== EXERCISE GOAL ==
Find the lines holding the string "icon" in the data, then copy all of them.

[Items listed in a dataset]
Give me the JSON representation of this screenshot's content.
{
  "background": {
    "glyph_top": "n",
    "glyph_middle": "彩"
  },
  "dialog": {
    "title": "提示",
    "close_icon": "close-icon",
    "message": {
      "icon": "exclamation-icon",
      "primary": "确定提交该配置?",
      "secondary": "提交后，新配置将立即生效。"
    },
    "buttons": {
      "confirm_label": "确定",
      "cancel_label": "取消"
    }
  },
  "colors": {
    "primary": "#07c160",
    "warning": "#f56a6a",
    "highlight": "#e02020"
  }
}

== TASK OUTPUT ==
    "close_icon": "close-icon",
      "icon": "exclamation-icon",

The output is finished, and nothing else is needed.